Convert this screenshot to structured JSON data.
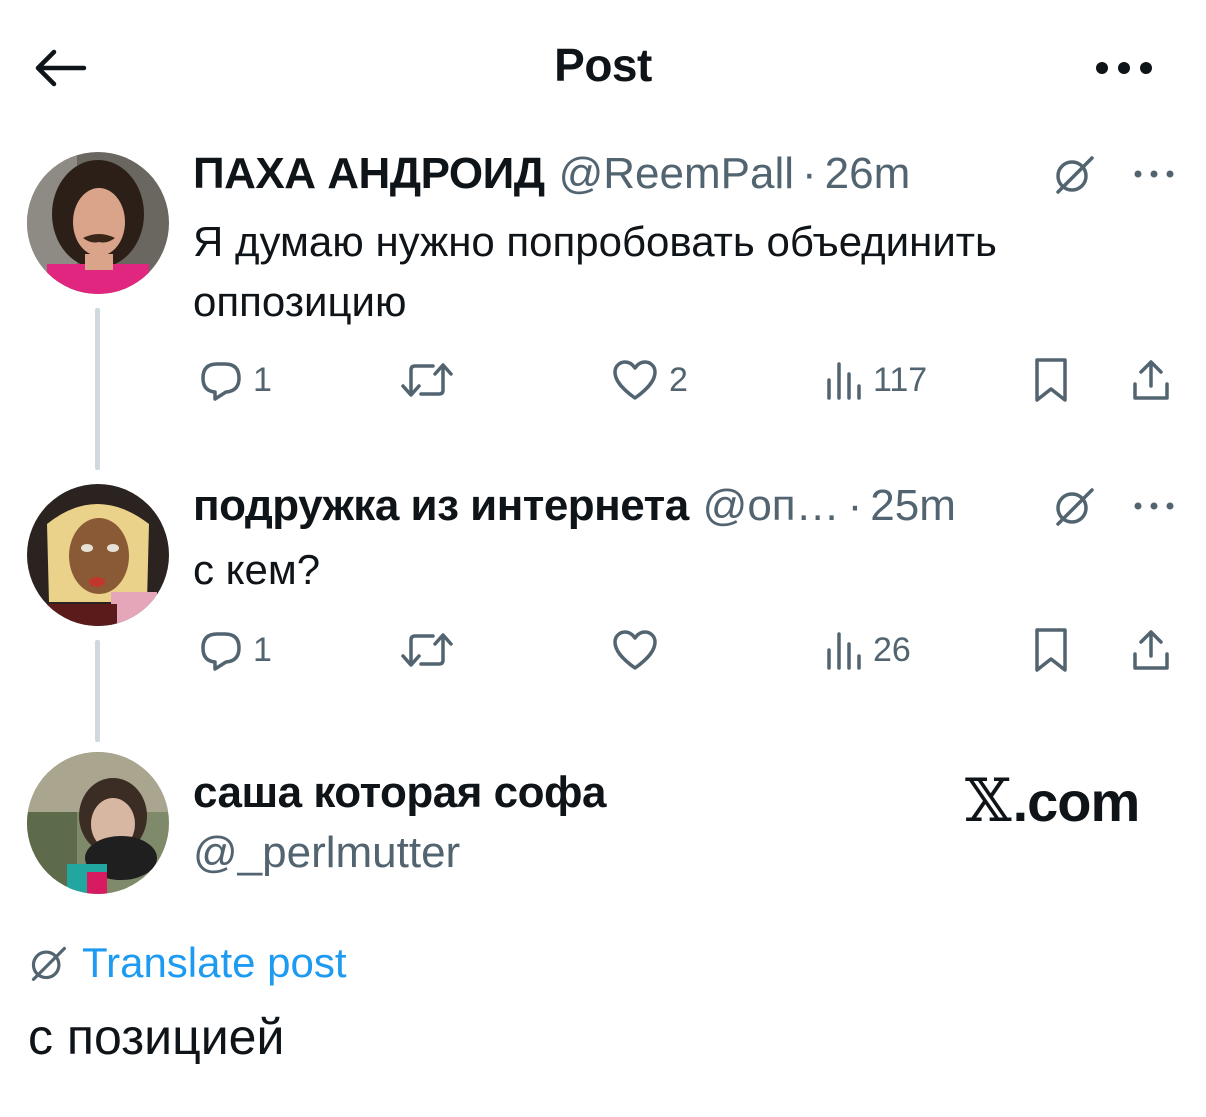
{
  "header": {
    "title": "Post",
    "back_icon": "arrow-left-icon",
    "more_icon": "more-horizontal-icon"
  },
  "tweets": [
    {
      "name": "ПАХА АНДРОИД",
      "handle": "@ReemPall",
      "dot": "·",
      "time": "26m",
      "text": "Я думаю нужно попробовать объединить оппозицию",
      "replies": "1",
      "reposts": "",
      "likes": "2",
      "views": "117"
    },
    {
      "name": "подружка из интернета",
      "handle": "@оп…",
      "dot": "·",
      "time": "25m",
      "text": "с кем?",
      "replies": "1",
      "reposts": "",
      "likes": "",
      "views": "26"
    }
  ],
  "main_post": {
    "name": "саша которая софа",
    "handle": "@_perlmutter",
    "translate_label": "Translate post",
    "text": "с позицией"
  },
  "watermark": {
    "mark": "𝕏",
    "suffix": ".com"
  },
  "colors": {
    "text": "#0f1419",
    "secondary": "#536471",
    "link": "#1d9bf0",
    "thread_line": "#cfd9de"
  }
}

» EXERCISE GOAL
Extract the full listing exactly, with the pictures left out.

» FINAL RESULT
Convert this screenshot to structured JSON data.
{
  "header": {
    "title": "Post",
    "back_icon": "arrow-left-icon",
    "more_icon": "more-horizontal-icon"
  },
  "tweets": [
    {
      "name": "ПАХА АНДРОИД",
      "handle": "@ReemPall",
      "dot": "·",
      "time": "26m",
      "text": "Я думаю нужно попробовать объединить оппозицию",
      "replies": "1",
      "reposts": "",
      "likes": "2",
      "views": "117"
    },
    {
      "name": "подружка из интернета",
      "handle": "@оп…",
      "dot": "·",
      "time": "25m",
      "text": "с кем?",
      "replies": "1",
      "reposts": "",
      "likes": "",
      "views": "26"
    }
  ],
  "main_post": {
    "name": "саша которая софа",
    "handle": "@_perlmutter",
    "translate_label": "Translate post",
    "text": "с позицией"
  },
  "watermark": {
    "mark": "𝕏",
    "suffix": ".com"
  },
  "colors": {
    "text": "#0f1419",
    "secondary": "#536471",
    "link": "#1d9bf0",
    "thread_line": "#cfd9de"
  }
}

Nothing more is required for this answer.